Task requirements
**A.** From the text on renewable energy in Germany, rewrite the part that opens with the words containing "According to a" and closes with "16.8% in 2010.", substituting "power generation" for "electricity generation".
**B.** In the text on renewable energy in Germany, what share of gross electricity consumption does the 2010 Energy Concept envisage renewable energy covering in 2030?

Text excerpt
According to a report on Germany’s progress in achieving domestic and international environment commitments, published by the Organisation for Economic Cooperation and Development (OECD) at the end of May, the share of renewables in electricity generation in Germany has nearly tripled since 1995, when it stood at 5.9%, to 16.8% in 2010.

Most of this growth has been since 2000, when the share was 7.2%. The Federal government has made it a priority to increase the share of renewables in the energy mix. Its 2010 Energy Concept envisages that renewable energy will account for at least 35% of gross electricity consumption in 2020, 50% in 2030, 65% in 2040 and 80% in 2050. These targets are more ambitious than the EU targets as a whole.

As well as introducing feed-in tariffs (FITs) for renewable energies, Germany has introduced a number of other incentives, including capital grants and low-interest loans, reduced tax rates for renewable-generated energy and heat, tax exemptions and quotas for biofuels and financial incentives for the use of renewables in buildings.

Information given
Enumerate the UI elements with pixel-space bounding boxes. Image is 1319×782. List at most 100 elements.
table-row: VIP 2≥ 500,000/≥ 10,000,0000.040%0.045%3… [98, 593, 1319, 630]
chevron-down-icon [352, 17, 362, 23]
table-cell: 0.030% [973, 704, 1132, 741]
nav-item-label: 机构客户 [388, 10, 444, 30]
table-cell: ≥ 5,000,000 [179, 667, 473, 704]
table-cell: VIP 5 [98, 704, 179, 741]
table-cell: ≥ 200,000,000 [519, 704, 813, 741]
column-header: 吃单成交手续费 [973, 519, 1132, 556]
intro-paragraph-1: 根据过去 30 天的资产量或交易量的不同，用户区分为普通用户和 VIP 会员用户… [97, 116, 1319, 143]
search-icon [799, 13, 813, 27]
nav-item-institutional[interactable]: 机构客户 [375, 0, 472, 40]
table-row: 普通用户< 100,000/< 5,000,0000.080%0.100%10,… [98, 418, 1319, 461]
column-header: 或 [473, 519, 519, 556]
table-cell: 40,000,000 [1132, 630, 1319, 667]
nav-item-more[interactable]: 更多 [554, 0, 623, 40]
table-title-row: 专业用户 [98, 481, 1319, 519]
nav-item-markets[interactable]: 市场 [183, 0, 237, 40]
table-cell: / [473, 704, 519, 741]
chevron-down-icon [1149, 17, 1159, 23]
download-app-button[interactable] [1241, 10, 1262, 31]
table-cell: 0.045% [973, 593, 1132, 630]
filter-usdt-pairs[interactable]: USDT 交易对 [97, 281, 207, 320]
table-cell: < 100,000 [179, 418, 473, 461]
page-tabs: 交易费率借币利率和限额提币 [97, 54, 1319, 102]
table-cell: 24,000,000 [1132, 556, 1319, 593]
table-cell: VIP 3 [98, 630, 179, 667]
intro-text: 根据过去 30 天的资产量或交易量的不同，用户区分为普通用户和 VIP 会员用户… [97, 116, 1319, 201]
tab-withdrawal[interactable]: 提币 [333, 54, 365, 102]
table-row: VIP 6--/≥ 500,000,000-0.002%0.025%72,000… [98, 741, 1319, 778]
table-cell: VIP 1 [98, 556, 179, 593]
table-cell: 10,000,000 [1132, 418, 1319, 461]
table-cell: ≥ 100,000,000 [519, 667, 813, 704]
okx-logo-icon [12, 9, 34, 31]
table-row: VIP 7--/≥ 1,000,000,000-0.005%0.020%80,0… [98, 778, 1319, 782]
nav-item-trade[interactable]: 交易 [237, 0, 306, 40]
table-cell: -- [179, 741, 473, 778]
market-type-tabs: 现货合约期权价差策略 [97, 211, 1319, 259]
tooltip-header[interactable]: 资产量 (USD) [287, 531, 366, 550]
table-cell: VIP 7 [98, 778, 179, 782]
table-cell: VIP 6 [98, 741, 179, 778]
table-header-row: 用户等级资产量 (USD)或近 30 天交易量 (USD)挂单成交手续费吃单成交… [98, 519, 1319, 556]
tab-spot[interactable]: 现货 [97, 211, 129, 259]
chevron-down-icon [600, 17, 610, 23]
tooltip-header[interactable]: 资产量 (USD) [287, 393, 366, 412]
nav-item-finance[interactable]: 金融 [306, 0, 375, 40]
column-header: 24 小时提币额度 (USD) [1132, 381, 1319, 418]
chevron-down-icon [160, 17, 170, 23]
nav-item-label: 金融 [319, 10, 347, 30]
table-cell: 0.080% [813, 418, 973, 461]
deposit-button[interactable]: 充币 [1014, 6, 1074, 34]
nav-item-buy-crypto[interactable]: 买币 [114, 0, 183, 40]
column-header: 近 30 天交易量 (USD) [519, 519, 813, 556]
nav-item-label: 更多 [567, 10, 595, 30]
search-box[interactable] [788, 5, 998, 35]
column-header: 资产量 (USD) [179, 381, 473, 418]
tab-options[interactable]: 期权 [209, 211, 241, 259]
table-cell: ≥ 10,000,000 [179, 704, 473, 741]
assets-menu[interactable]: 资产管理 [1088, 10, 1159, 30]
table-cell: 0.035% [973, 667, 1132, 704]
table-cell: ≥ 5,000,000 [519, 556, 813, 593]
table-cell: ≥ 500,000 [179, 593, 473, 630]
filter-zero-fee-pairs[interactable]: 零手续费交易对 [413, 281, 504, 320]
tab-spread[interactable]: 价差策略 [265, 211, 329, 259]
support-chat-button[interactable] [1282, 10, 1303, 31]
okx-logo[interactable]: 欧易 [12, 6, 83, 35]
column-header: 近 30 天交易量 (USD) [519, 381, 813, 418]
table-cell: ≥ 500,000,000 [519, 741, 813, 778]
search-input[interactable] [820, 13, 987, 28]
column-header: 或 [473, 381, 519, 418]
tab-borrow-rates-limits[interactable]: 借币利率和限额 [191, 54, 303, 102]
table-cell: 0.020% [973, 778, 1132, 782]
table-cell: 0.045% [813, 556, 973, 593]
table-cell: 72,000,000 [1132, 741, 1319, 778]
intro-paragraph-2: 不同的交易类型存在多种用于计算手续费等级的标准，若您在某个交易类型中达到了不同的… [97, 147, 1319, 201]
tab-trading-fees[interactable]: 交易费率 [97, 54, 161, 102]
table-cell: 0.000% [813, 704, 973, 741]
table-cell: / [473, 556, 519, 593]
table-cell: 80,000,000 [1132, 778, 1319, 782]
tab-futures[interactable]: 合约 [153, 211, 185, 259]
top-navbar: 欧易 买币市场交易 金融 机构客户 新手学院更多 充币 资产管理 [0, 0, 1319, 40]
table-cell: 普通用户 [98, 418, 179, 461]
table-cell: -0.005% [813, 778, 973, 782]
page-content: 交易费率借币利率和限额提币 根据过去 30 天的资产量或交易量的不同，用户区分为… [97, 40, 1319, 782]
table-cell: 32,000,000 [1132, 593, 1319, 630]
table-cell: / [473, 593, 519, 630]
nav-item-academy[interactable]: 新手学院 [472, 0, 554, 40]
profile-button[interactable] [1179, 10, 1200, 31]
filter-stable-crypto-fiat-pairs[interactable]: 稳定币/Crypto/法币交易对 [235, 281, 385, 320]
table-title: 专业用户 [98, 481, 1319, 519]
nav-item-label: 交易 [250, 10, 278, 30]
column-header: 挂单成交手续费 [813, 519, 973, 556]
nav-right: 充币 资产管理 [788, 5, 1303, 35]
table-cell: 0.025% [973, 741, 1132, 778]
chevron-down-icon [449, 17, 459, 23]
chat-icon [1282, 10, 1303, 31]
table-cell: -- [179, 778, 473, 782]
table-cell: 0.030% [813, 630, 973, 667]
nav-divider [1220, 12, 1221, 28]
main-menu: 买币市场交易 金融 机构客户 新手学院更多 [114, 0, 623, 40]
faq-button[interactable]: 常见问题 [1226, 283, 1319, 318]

Response list
**A.**
According to a report on Germany’s progress in achieving domestic and international environment commitments, published by the Organisation for Economic Cooperation and Development (OECD) at the end of May, the share of renewables in power generation in Germany has nearly tripled since 1995, when it stood at 5.9%, to 16.8% in 2010.

**B.** 50%